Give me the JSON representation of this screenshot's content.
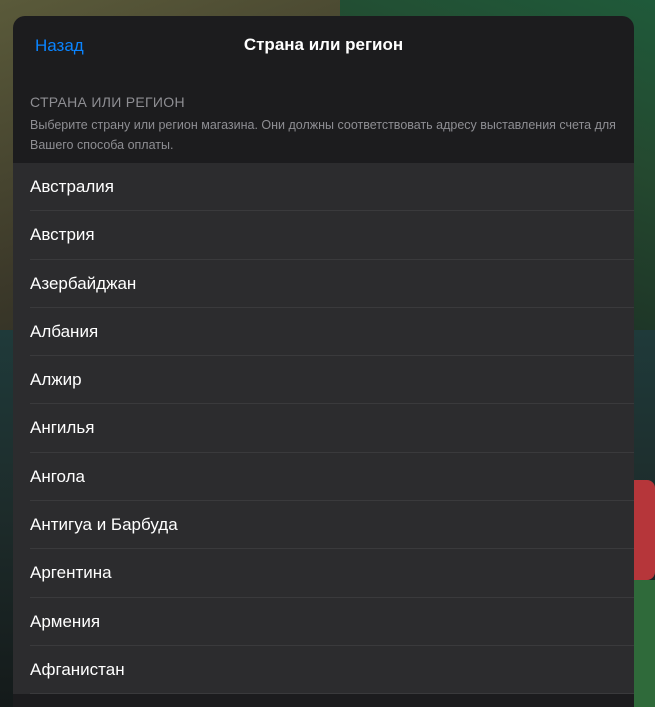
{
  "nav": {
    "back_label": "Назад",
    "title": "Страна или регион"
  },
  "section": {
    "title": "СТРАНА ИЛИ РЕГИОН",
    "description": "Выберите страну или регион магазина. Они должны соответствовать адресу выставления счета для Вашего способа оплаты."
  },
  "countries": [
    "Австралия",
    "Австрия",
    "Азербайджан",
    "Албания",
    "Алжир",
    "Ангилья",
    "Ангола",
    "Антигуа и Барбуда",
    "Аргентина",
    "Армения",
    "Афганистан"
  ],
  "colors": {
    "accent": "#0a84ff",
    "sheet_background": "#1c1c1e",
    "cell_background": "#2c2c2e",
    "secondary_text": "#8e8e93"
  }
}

= = =

GOAL ->
Count the lines above that contain the word "title", and reply with only that number.

EXERCISE RESPONSE ->
2